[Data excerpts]
START

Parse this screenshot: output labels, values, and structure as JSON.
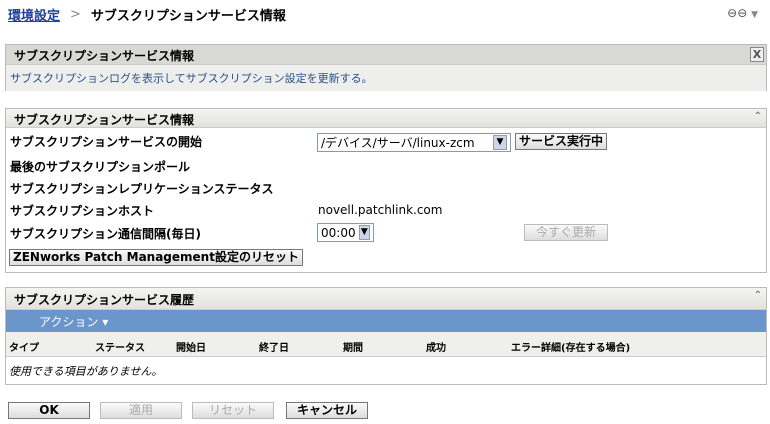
{
  "breadcrumb": {
    "parent": "環境設定",
    "separator": ">",
    "current": "サブスクリプションサービス情報"
  },
  "top_icons": {
    "link": "⊖⊖",
    "dropdown": "▼"
  },
  "info_panel": {
    "title": "サブスクリプションサービス情報",
    "close": "X",
    "description": "サブスクリプションログを表示してサブスクリプション設定を更新する。"
  },
  "settings_panel": {
    "title": "サブスクリプションサービス情報",
    "collapse": "⌃",
    "start_label": "サブスクリプションサービスの開始",
    "start_select": "/デバイス/サーバ/linux-zcm",
    "service_running_btn": "サービス実行中",
    "last_poll_label": "最後のサブスクリプションポール",
    "replication_label": "サブスクリプションレプリケーションステータス",
    "host_label": "サブスクリプションホスト",
    "host_value": "novell.patchlink.com",
    "interval_label": "サブスクリプション通信間隔(毎日)",
    "interval_select": "00:00",
    "update_now_btn": "今すぐ更新",
    "reset_btn": "ZENworks Patch Management設定のリセット"
  },
  "history_panel": {
    "title": "サブスクリプションサービス履歴",
    "collapse": "⌃",
    "action_menu": "アクション ▾",
    "columns": [
      "タイプ",
      "ステータス",
      "開始日",
      "終了日",
      "期間",
      "成功",
      "エラー詳細(存在する場合)"
    ],
    "empty_message": "使用できる項目がありません。"
  },
  "buttons": {
    "ok": "OK",
    "apply": "適用",
    "reset": "リセット",
    "cancel": "キャンセル"
  }
}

END

▸ SET PROBLEM:
Reproduce the entries above without change, omitting all pictures.

▸ RESULT BELOW:
Parse this screenshot: output labels, values, and structure as JSON.
{
  "breadcrumb": {
    "parent": "環境設定",
    "separator": ">",
    "current": "サブスクリプションサービス情報"
  },
  "top_icons": {
    "link": "⊖⊖",
    "dropdown": "▼"
  },
  "info_panel": {
    "title": "サブスクリプションサービス情報",
    "close": "X",
    "description": "サブスクリプションログを表示してサブスクリプション設定を更新する。"
  },
  "settings_panel": {
    "title": "サブスクリプションサービス情報",
    "collapse": "⌃",
    "start_label": "サブスクリプションサービスの開始",
    "start_select": "/デバイス/サーバ/linux-zcm",
    "service_running_btn": "サービス実行中",
    "last_poll_label": "最後のサブスクリプションポール",
    "replication_label": "サブスクリプションレプリケーションステータス",
    "host_label": "サブスクリプションホスト",
    "host_value": "novell.patchlink.com",
    "interval_label": "サブスクリプション通信間隔(毎日)",
    "interval_select": "00:00",
    "update_now_btn": "今すぐ更新",
    "reset_btn": "ZENworks Patch Management設定のリセット"
  },
  "history_panel": {
    "title": "サブスクリプションサービス履歴",
    "collapse": "⌃",
    "action_menu": "アクション ▾",
    "columns": [
      "タイプ",
      "ステータス",
      "開始日",
      "終了日",
      "期間",
      "成功",
      "エラー詳細(存在する場合)"
    ],
    "empty_message": "使用できる項目がありません。"
  },
  "buttons": {
    "ok": "OK",
    "apply": "適用",
    "reset": "リセット",
    "cancel": "キャンセル"
  }
}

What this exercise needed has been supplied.